== DOCUMENTO DE ORIGEM ==
Diário do Nordeste: Atraso na entrega de imóvel é passível de indenização

   O setor imobiliário está entre os mais afetados pela crise. Entretanto, como as construtoras nos últimos anos lançaram muitos empreendimentos, o que se observa em âmbito nacional é um aumento maior nos atrasos de entregas. Isso possibilita ao comprador solicitar judicialmente indenização para recuperar prejuízos relacionados a esse problema. Segundo o advogado Gilberto Bento Jr., que é também contabilista e especialista em gestão com estratégias empresariais, na maioria dos julgamentos relacionados ao tema a decisão dos Tribunais está ao lado do comprador do imóvel na planta. Desta forma, a Justiça tem imposto por vezes multa por atraso às construtoras e até ressarcido aluguéis de quem não teve o imóvel entregue dentro do prazo definido em contrato. Ainda de acordo com o advogado, as multas aplicadas pelos Tribunais habitualmente equivalem a, no mínimo, 10% sobre o valor venal do imóvel, acrescidos os custos de aluguel e outros prejuízos comprováveis. Ao decidir por ir à Justiça e solicitar a indenização é fundamental estar munido de todas as comprovações relativas ao atraso na entrega da unidade imobiliária. É também possível pedir a devolução da taxa de corretagem (6% do valor do imóvel), conforme o especialista. 

RE-Max no Ceará

O faturamento da RE/MAX, presente em 19 estados do País, com 150 unidades, cresceu mais de 25% no Ceará, Paraná, Rio Grande do Norte, São Paulo e Bahia em 2017. Os números são destacados por Peixoto Accyoli, CEO da RE/Max no Brasil. O percentual equivale a mais que o triplo da média geral do setor de franquias, conforme dados da Associação Brasileira de Franchising, que foi de 8%.

Expectativa

A Associação Brasileira das Indústrias dos Materiais de Construção (Abramat), em seu termômetro mensal acerca da expectativa do empresariado da cadeia da construção, indica otimismo do setor para os próximos meses. O resultado de vendas é considerado como Muito Bom ou Bom dentre 39% dos associados, superando em 10% os números de janeiro.

Recurso do FGTS

Governo pretende incentivar bancos públicos a operar no financiamento habitacional captando recursos do Fundo de Garantia por Tempo de Serviço (FGTS). A ideia do governo federal seria que a Caixa Econômica volte suas operações exclusivamente para o Programa Minha Casa, Minha Vida. Falta atrair os bancos privados para o novo modelo.

Taxa de condomínio em alta

O início do ano significa maior impacto das despesas no orçamento da maioria das famílias. Além dos impostos, no caso dos imóveis, o Imposto Predial e Territorial Urbano (IPTU), que incide sobre a maioria das unidades habitacionais, muitos consumidores passam a pagar a taxa de condomínio com majoração. O reajuste do salário mínimo, ainda que bem menor neste ano, e outras despesas que entram na planilha do condomínio, são repassadas para o bolso dos proprietários e inquilinos. Em geral, os reajustes têm sido de, no mínimo, 10%.
===
**TAREFA A REALIZAR:** Por favor, indique se cada afirmação a seguir concorda com o texto sobre o setor imobiliário, respondendo sim ou não e citando literalmente as palavras do texto que decidem a questão. (a) Segundo o advogado, as multas aplicadas pelos Tribunais costumam ser de, no mínimo, 10% sobre o valor venal do imóvel. (b) A RE/MAX está presente em 25 estados do País. (c) A taxa de corretagem corresponde a 8% do valor do imóvel.
== TRECHOS DE DADOS ==
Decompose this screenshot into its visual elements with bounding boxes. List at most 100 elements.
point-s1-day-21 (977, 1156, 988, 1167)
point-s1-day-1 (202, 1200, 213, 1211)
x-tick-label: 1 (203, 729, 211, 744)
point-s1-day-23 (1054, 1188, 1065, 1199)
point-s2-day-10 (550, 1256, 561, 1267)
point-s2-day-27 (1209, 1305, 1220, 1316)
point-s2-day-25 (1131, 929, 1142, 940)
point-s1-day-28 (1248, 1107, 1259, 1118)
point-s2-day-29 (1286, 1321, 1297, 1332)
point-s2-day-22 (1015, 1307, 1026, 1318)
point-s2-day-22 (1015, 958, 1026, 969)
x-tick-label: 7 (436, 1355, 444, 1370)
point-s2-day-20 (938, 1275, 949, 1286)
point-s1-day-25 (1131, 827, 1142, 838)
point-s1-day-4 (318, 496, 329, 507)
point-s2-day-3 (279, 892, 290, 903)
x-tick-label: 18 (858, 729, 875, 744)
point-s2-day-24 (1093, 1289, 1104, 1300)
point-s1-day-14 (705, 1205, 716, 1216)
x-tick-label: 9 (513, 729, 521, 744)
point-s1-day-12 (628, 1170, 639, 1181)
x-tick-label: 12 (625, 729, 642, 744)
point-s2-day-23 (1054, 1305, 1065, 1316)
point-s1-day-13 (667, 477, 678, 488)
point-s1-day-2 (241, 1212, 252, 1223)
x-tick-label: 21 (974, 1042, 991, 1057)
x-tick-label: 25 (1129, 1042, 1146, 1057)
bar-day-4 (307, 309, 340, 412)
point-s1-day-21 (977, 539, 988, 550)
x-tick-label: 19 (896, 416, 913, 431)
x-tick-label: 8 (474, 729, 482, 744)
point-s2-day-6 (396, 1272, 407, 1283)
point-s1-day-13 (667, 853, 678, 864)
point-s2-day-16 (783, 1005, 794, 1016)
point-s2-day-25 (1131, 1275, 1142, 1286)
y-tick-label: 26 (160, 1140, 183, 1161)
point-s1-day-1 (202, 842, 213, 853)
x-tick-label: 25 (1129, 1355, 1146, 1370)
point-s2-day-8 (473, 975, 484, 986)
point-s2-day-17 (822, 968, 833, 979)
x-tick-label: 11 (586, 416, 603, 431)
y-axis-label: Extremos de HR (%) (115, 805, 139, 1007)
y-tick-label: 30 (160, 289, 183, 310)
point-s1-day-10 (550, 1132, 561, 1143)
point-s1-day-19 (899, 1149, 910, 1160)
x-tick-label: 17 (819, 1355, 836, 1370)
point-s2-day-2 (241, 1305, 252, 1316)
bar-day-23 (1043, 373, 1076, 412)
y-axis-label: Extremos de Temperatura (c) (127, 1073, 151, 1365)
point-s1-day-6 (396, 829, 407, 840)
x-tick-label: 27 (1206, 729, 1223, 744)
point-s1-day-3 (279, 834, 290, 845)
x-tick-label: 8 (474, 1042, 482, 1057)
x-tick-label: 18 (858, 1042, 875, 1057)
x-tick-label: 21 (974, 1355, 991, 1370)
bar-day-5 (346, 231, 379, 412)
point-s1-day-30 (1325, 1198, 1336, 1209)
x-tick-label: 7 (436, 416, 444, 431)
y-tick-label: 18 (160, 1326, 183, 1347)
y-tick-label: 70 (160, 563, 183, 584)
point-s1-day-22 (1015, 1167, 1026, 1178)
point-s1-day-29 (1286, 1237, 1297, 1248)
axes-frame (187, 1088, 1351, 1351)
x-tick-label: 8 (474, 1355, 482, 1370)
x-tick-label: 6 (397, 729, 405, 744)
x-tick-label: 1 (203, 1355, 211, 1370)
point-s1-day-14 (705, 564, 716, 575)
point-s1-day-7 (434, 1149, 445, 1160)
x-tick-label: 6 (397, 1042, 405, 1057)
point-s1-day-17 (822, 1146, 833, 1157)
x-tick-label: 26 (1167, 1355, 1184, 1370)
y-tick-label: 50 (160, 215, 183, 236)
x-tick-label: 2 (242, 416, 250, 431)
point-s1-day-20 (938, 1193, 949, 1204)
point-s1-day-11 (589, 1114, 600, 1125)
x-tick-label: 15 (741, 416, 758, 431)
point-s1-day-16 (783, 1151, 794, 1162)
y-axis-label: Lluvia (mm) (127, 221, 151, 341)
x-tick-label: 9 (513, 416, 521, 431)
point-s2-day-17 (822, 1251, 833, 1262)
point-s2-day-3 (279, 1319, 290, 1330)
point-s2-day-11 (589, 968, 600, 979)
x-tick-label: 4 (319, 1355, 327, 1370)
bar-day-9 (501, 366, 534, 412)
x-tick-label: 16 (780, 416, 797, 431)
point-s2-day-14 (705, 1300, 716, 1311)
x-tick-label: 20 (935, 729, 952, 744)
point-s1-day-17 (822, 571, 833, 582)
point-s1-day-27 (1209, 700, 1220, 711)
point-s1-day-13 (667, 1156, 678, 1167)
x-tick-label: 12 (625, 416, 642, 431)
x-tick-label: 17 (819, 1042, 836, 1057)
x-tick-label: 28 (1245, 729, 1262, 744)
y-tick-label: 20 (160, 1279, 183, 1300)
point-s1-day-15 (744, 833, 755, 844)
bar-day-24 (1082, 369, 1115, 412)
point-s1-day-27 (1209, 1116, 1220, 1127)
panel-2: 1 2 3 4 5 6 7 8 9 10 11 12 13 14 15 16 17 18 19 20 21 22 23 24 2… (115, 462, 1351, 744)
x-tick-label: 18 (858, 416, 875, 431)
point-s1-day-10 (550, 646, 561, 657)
===
**RESOLUÇÃO DO EXERCÍCIO:**
(a) Sim: "as multas aplicadas pelos Tribunais habitualmente equivalem a, no mínimo, 10% sobre o valor venal do imóvel".
(b) Não: "presente em 19 estados do País, com 150 unidades".
(c) Não: "taxa de corretagem (6% do valor do imóvel)".